[REQUIRED WORK]: Check each line below for the word "icon", and copy those that have it.

[DATA SUPPLIED]:
------------------------------------------------------------------------
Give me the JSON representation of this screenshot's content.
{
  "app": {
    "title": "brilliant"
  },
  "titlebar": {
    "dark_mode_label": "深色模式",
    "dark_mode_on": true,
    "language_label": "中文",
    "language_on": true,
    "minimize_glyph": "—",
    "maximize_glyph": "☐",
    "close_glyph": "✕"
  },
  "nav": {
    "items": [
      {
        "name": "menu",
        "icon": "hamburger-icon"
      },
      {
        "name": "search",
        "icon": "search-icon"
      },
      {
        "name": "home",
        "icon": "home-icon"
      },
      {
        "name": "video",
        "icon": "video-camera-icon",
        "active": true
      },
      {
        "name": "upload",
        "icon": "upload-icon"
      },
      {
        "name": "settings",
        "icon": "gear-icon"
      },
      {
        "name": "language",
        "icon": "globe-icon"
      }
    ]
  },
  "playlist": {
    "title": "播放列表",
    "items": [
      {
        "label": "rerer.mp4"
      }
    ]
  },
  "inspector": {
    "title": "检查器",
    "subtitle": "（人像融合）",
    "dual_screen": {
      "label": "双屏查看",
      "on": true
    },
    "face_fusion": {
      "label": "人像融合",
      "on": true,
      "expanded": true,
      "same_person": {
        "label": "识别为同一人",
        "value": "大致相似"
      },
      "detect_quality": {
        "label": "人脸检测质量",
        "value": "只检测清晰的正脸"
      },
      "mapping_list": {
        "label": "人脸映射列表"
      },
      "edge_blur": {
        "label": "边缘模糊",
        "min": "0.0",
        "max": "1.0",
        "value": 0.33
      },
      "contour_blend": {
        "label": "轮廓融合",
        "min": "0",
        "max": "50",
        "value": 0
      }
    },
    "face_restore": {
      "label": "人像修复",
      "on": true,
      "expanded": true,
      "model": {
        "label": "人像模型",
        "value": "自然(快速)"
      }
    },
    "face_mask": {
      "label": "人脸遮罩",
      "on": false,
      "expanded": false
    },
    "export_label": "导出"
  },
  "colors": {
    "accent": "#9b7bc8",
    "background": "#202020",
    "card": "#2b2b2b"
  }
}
------------------------------------------------------------------------
[THE COMPLETED TASK]:
        "icon": "hamburger-icon"
        "icon": "search-icon"
        "icon": "home-icon"
        "icon": "video-camera-icon",
        "icon": "upload-icon"
        "icon": "gear-icon"
        "icon": "globe-icon"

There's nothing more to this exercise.